◆ Your goal ◆
Can the data below be set down again exactly, line for line?

>> Begin Material provided

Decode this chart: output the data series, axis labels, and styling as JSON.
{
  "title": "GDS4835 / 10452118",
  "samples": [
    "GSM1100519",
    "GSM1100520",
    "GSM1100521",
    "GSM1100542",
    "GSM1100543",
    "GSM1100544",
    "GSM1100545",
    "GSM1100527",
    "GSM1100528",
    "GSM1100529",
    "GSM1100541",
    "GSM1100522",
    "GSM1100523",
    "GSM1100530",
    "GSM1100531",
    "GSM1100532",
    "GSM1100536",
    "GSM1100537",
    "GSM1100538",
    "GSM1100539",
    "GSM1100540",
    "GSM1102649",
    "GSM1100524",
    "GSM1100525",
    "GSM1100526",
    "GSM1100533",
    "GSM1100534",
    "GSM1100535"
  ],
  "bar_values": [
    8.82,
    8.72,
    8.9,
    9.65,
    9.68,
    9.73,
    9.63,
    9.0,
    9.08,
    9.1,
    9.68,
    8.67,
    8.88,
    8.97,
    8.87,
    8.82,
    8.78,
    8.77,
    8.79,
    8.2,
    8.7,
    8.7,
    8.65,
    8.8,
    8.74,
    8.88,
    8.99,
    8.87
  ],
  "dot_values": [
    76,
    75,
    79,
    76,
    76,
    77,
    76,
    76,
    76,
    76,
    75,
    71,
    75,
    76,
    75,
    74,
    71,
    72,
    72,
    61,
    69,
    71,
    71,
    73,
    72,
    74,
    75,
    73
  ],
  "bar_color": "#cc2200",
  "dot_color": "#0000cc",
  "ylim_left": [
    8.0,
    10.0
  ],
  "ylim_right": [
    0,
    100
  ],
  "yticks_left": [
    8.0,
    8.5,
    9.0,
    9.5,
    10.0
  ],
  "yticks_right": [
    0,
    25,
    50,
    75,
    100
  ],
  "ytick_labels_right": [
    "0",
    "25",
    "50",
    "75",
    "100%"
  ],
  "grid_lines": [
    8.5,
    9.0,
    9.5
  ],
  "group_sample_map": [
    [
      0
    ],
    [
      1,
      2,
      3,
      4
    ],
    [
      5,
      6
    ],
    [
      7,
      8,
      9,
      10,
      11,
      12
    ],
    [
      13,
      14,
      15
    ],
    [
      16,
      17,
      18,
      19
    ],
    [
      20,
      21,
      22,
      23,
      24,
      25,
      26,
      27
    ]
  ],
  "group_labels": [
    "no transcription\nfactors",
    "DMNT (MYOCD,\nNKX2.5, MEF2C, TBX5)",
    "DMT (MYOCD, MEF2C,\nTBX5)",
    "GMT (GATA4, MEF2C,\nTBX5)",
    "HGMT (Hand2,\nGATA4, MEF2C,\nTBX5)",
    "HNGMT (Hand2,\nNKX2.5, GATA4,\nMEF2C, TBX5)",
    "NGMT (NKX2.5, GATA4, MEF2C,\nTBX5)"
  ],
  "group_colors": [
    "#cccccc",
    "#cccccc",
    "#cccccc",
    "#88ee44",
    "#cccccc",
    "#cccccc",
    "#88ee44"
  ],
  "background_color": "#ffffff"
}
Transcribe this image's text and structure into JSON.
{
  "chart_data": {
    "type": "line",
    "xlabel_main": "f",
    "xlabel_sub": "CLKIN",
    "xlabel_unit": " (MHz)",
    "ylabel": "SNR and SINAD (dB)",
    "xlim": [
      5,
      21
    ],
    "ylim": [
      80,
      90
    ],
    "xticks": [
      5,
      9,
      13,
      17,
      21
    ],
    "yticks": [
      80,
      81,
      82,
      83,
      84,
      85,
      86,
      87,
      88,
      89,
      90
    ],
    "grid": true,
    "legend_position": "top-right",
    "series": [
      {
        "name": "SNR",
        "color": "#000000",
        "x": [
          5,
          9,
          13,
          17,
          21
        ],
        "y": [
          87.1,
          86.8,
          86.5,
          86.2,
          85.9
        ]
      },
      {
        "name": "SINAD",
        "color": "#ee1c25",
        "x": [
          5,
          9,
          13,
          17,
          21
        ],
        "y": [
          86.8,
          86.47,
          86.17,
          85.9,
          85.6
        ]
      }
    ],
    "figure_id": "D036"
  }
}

>> End Material provided

◆ Answer in full ◆
Decode this chart: output the data series, axis labels, and styling as JSON.
{
  "title": "GDS4835 / 10452118",
  "samples": [
    "GSM1100519",
    "GSM1100520",
    "GSM1100521",
    "GSM1100542",
    "GSM1100543",
    "GSM1100544",
    "GSM1100545",
    "GSM1100527",
    "GSM1100528",
    "GSM1100529",
    "GSM1100541",
    "GSM1100522",
    "GSM1100523",
    "GSM1100530",
    "GSM1100531",
    "GSM1100532",
    "GSM1100536",
    "GSM1100537",
    "GSM1100538",
    "GSM1100539",
    "GSM1100540",
    "GSM1102649",
    "GSM1100524",
    "GSM1100525",
    "GSM1100526",
    "GSM1100533",
    "GSM1100534",
    "GSM1100535"
  ],
  "bar_values": [
    8.82,
    8.72,
    8.9,
    9.65,
    9.68,
    9.73,
    9.63,
    9.0,
    9.08,
    9.1,
    9.68,
    8.67,
    8.88,
    8.97,
    8.87,
    8.82,
    8.78,
    8.77,
    8.79,
    8.2,
    8.7,
    8.7,
    8.65,
    8.8,
    8.74,
    8.88,
    8.99,
    8.87
  ],
  "dot_values": [
    76,
    75,
    79,
    76,
    76,
    77,
    76,
    76,
    76,
    76,
    75,
    71,
    75,
    76,
    75,
    74,
    71,
    72,
    72,
    61,
    69,
    71,
    71,
    73,
    72,
    74,
    75,
    73
  ],
  "bar_color": "#cc2200",
  "dot_color": "#0000cc",
  "ylim_left": [
    8.0,
    10.0
  ],
  "ylim_right": [
    0,
    100
  ],
  "yticks_left": [
    8.0,
    8.5,
    9.0,
    9.5,
    10.0
  ],
  "yticks_right": [
    0,
    25,
    50,
    75,
    100
  ],
  "ytick_labels_right": [
    "0",
    "25",
    "50",
    "75",
    "100%"
  ],
  "grid_lines": [
    8.5,
    9.0,
    9.5
  ],
  "group_sample_map": [
    [
      0
    ],
    [
      1,
      2,
      3,
      4
    ],
    [
      5,
      6
    ],
    [
      7,
      8,
      9,
      10,
      11,
      12
    ],
    [
      13,
      14,
      15
    ],
    [
      16,
      17,
      18,
      19
    ],
    [
      20,
      21,
      22,
      23,
      24,
      25,
      26,
      27
    ]
  ],
  "group_labels": [
    "no transcription\nfactors",
    "DMNT (MYOCD,\nNKX2.5, MEF2C, TBX5)",
    "DMT (MYOCD, MEF2C,\nTBX5)",
    "GMT (GATA4, MEF2C,\nTBX5)",
    "HGMT (Hand2,\nGATA4, MEF2C,\nTBX5)",
    "HNGMT (Hand2,\nNKX2.5, GATA4,\nMEF2C, TBX5)",
    "NGMT (NKX2.5, GATA4, MEF2C,\nTBX5)"
  ],
  "group_colors": [
    "#cccccc",
    "#cccccc",
    "#cccccc",
    "#88ee44",
    "#cccccc",
    "#cccccc",
    "#88ee44"
  ],
  "background_color": "#ffffff"
}
Transcribe this image's text and structure into JSON.
{
  "chart_data": {
    "type": "line",
    "xlabel_main": "f",
    "xlabel_sub": "CLKIN",
    "xlabel_unit": " (MHz)",
    "ylabel": "SNR and SINAD (dB)",
    "xlim": [
      5,
      21
    ],
    "ylim": [
      80,
      90
    ],
    "xticks": [
      5,
      9,
      13,
      17,
      21
    ],
    "yticks": [
      80,
      81,
      82,
      83,
      84,
      85,
      86,
      87,
      88,
      89,
      90
    ],
    "grid": true,
    "legend_position": "top-right",
    "series": [
      {
        "name": "SNR",
        "color": "#000000",
        "x": [
          5,
          9,
          13,
          17,
          21
        ],
        "y": [
          87.1,
          86.8,
          86.5,
          86.2,
          85.9
        ]
      },
      {
        "name": "SINAD",
        "color": "#ee1c25",
        "x": [
          5,
          9,
          13,
          17,
          21
        ],
        "y": [
          86.8,
          86.47,
          86.17,
          85.9,
          85.6
        ]
      }
    ],
    "figure_id": "D036"
  }
}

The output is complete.